● What you need to do:
Set down each entry exactly as given; pictures should not appear in the copy.
━━━━━ Dataset
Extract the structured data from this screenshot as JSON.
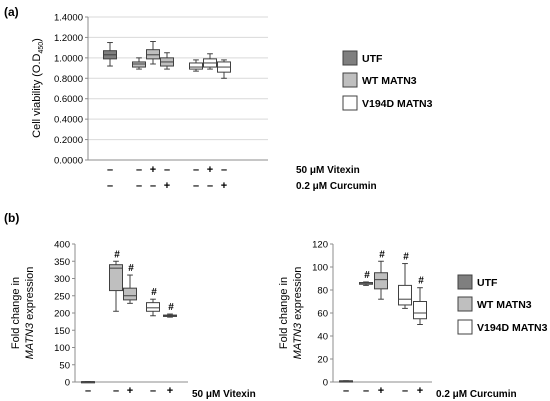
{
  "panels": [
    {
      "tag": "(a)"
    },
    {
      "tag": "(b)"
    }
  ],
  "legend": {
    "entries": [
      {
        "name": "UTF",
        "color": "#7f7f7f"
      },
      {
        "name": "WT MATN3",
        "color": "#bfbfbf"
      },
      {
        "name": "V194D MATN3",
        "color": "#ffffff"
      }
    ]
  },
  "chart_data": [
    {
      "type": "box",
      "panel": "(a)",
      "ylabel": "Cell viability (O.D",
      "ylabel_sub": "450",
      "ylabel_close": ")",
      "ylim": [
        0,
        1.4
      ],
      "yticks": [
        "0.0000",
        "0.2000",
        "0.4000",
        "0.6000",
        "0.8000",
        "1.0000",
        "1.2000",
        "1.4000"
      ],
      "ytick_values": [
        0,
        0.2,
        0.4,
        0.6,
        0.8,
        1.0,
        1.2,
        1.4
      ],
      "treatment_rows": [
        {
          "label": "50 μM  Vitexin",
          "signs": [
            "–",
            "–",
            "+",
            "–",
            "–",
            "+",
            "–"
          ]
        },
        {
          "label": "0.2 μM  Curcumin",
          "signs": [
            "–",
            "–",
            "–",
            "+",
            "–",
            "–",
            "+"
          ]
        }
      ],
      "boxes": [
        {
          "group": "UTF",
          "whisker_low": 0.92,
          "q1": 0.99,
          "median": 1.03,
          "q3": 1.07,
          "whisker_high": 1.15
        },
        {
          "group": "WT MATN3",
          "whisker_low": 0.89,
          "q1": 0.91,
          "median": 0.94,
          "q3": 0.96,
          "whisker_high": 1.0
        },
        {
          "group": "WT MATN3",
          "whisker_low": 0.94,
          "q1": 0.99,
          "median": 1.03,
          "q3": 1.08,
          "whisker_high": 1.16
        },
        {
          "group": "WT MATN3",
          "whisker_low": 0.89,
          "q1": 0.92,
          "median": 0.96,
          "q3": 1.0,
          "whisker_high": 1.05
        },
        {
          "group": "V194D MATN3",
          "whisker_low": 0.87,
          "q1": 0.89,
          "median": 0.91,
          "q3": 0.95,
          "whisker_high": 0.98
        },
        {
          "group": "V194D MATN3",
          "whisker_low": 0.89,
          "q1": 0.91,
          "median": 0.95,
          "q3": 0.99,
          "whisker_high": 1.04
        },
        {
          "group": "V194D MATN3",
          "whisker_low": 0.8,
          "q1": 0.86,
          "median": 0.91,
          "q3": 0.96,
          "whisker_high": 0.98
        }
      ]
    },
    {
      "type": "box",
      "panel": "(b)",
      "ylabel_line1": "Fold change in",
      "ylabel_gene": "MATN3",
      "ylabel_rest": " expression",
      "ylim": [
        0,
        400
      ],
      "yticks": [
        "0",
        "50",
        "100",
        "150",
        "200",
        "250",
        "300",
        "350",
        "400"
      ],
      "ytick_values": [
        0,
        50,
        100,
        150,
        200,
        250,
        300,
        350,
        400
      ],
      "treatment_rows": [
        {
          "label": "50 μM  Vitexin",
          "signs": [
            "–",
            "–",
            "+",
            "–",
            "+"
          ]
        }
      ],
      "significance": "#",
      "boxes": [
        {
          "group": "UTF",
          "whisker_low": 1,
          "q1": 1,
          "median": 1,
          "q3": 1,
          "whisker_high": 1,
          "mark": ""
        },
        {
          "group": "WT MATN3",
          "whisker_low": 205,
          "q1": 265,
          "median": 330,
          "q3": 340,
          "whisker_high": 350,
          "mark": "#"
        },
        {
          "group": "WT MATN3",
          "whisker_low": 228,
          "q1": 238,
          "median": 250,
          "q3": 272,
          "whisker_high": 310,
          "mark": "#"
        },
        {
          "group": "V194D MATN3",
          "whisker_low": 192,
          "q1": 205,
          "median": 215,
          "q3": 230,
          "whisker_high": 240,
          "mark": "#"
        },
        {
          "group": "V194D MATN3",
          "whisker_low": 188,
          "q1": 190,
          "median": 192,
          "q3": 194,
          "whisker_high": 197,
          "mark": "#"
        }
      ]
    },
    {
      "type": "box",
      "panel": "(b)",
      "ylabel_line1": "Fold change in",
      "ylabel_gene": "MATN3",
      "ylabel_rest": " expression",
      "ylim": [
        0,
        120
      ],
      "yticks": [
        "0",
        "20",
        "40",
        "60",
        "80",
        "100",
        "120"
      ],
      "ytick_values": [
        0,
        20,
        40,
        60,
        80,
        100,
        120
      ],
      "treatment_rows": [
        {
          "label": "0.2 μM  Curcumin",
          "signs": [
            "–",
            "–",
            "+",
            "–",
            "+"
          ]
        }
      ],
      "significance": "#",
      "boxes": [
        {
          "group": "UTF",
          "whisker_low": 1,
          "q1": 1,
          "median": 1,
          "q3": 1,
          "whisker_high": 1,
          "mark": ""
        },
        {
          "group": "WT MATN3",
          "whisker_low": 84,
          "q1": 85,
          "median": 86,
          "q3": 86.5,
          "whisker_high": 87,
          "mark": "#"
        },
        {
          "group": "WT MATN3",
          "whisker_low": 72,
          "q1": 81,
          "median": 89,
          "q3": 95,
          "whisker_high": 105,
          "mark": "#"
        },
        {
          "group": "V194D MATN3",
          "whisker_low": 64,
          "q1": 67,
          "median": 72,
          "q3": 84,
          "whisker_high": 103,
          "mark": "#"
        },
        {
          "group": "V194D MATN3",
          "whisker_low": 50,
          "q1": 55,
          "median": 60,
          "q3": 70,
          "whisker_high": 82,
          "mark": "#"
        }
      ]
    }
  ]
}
━━━━━━━━━━
● Complete response:
Extract the structured data from this screenshot as JSON.
{
  "panels": [
    {
      "tag": "(a)"
    },
    {
      "tag": "(b)"
    }
  ],
  "legend": {
    "entries": [
      {
        "name": "UTF",
        "color": "#7f7f7f"
      },
      {
        "name": "WT MATN3",
        "color": "#bfbfbf"
      },
      {
        "name": "V194D MATN3",
        "color": "#ffffff"
      }
    ]
  },
  "chart_data": [
    {
      "type": "box",
      "panel": "(a)",
      "ylabel": "Cell viability (O.D",
      "ylabel_sub": "450",
      "ylabel_close": ")",
      "ylim": [
        0,
        1.4
      ],
      "yticks": [
        "0.0000",
        "0.2000",
        "0.4000",
        "0.6000",
        "0.8000",
        "1.0000",
        "1.2000",
        "1.4000"
      ],
      "ytick_values": [
        0,
        0.2,
        0.4,
        0.6,
        0.8,
        1.0,
        1.2,
        1.4
      ],
      "treatment_rows": [
        {
          "label": "50 μM  Vitexin",
          "signs": [
            "–",
            "–",
            "+",
            "–",
            "–",
            "+",
            "–"
          ]
        },
        {
          "label": "0.2 μM  Curcumin",
          "signs": [
            "–",
            "–",
            "–",
            "+",
            "–",
            "–",
            "+"
          ]
        }
      ],
      "boxes": [
        {
          "group": "UTF",
          "whisker_low": 0.92,
          "q1": 0.99,
          "median": 1.03,
          "q3": 1.07,
          "whisker_high": 1.15
        },
        {
          "group": "WT MATN3",
          "whisker_low": 0.89,
          "q1": 0.91,
          "median": 0.94,
          "q3": 0.96,
          "whisker_high": 1.0
        },
        {
          "group": "WT MATN3",
          "whisker_low": 0.94,
          "q1": 0.99,
          "median": 1.03,
          "q3": 1.08,
          "whisker_high": 1.16
        },
        {
          "group": "WT MATN3",
          "whisker_low": 0.89,
          "q1": 0.92,
          "median": 0.96,
          "q3": 1.0,
          "whisker_high": 1.05
        },
        {
          "group": "V194D MATN3",
          "whisker_low": 0.87,
          "q1": 0.89,
          "median": 0.91,
          "q3": 0.95,
          "whisker_high": 0.98
        },
        {
          "group": "V194D MATN3",
          "whisker_low": 0.89,
          "q1": 0.91,
          "median": 0.95,
          "q3": 0.99,
          "whisker_high": 1.04
        },
        {
          "group": "V194D MATN3",
          "whisker_low": 0.8,
          "q1": 0.86,
          "median": 0.91,
          "q3": 0.96,
          "whisker_high": 0.98
        }
      ]
    },
    {
      "type": "box",
      "panel": "(b)",
      "ylabel_line1": "Fold change in",
      "ylabel_gene": "MATN3",
      "ylabel_rest": " expression",
      "ylim": [
        0,
        400
      ],
      "yticks": [
        "0",
        "50",
        "100",
        "150",
        "200",
        "250",
        "300",
        "350",
        "400"
      ],
      "ytick_values": [
        0,
        50,
        100,
        150,
        200,
        250,
        300,
        350,
        400
      ],
      "treatment_rows": [
        {
          "label": "50 μM  Vitexin",
          "signs": [
            "–",
            "–",
            "+",
            "–",
            "+"
          ]
        }
      ],
      "significance": "#",
      "boxes": [
        {
          "group": "UTF",
          "whisker_low": 1,
          "q1": 1,
          "median": 1,
          "q3": 1,
          "whisker_high": 1,
          "mark": ""
        },
        {
          "group": "WT MATN3",
          "whisker_low": 205,
          "q1": 265,
          "median": 330,
          "q3": 340,
          "whisker_high": 350,
          "mark": "#"
        },
        {
          "group": "WT MATN3",
          "whisker_low": 228,
          "q1": 238,
          "median": 250,
          "q3": 272,
          "whisker_high": 310,
          "mark": "#"
        },
        {
          "group": "V194D MATN3",
          "whisker_low": 192,
          "q1": 205,
          "median": 215,
          "q3": 230,
          "whisker_high": 240,
          "mark": "#"
        },
        {
          "group": "V194D MATN3",
          "whisker_low": 188,
          "q1": 190,
          "median": 192,
          "q3": 194,
          "whisker_high": 197,
          "mark": "#"
        }
      ]
    },
    {
      "type": "box",
      "panel": "(b)",
      "ylabel_line1": "Fold change in",
      "ylabel_gene": "MATN3",
      "ylabel_rest": " expression",
      "ylim": [
        0,
        120
      ],
      "yticks": [
        "0",
        "20",
        "40",
        "60",
        "80",
        "100",
        "120"
      ],
      "ytick_values": [
        0,
        20,
        40,
        60,
        80,
        100,
        120
      ],
      "treatment_rows": [
        {
          "label": "0.2 μM  Curcumin",
          "signs": [
            "–",
            "–",
            "+",
            "–",
            "+"
          ]
        }
      ],
      "significance": "#",
      "boxes": [
        {
          "group": "UTF",
          "whisker_low": 1,
          "q1": 1,
          "median": 1,
          "q3": 1,
          "whisker_high": 1,
          "mark": ""
        },
        {
          "group": "WT MATN3",
          "whisker_low": 84,
          "q1": 85,
          "median": 86,
          "q3": 86.5,
          "whisker_high": 87,
          "mark": "#"
        },
        {
          "group": "WT MATN3",
          "whisker_low": 72,
          "q1": 81,
          "median": 89,
          "q3": 95,
          "whisker_high": 105,
          "mark": "#"
        },
        {
          "group": "V194D MATN3",
          "whisker_low": 64,
          "q1": 67,
          "median": 72,
          "q3": 84,
          "whisker_high": 103,
          "mark": "#"
        },
        {
          "group": "V194D MATN3",
          "whisker_low": 50,
          "q1": 55,
          "median": 60,
          "q3": 70,
          "whisker_high": 82,
          "mark": "#"
        }
      ]
    }
  ]
}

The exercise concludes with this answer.